*Prompt*. Where the string "title" occurs in the material below, report the whole line.

*Task data*.

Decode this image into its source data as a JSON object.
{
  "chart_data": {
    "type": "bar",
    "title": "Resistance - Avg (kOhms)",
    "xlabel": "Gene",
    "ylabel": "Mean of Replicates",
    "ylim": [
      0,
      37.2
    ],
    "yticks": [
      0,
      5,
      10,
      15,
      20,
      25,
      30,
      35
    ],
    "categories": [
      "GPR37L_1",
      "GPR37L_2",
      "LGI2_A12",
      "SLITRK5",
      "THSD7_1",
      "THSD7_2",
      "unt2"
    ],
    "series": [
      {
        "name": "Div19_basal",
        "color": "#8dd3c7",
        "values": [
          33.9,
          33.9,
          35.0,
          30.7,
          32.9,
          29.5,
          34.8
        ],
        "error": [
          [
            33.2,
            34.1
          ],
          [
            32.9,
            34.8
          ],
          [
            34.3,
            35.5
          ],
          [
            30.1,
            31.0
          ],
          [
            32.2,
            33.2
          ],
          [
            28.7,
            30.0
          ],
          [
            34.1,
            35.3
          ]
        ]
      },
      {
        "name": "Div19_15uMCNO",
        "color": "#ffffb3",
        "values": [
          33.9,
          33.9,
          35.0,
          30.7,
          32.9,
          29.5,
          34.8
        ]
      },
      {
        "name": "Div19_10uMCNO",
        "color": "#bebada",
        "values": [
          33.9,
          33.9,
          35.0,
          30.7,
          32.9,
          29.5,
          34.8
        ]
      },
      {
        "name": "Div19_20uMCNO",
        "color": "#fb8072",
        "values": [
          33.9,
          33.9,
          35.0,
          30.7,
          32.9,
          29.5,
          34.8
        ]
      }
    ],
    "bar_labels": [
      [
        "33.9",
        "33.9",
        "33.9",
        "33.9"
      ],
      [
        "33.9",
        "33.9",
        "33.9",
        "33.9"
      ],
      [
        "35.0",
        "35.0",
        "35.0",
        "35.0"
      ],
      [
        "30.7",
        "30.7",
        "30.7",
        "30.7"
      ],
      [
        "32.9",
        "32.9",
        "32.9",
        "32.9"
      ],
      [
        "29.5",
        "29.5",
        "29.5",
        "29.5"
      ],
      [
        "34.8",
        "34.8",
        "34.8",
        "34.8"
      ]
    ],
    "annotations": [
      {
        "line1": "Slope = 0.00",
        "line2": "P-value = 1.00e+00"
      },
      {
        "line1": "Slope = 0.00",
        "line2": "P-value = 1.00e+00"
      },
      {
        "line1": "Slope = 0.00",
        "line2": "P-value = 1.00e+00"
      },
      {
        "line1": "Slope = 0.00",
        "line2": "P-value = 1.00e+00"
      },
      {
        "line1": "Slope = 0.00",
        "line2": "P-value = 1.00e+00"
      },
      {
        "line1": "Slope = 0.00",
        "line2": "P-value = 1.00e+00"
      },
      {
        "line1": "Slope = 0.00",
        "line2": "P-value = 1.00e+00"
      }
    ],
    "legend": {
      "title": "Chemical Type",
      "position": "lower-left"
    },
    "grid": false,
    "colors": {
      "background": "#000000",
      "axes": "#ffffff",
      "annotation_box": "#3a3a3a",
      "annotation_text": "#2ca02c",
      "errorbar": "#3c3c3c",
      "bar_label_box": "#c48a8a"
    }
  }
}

*Response to this task*.
    "title": "Resistance - Avg (kOhms)",
      "title": "Chemical Type",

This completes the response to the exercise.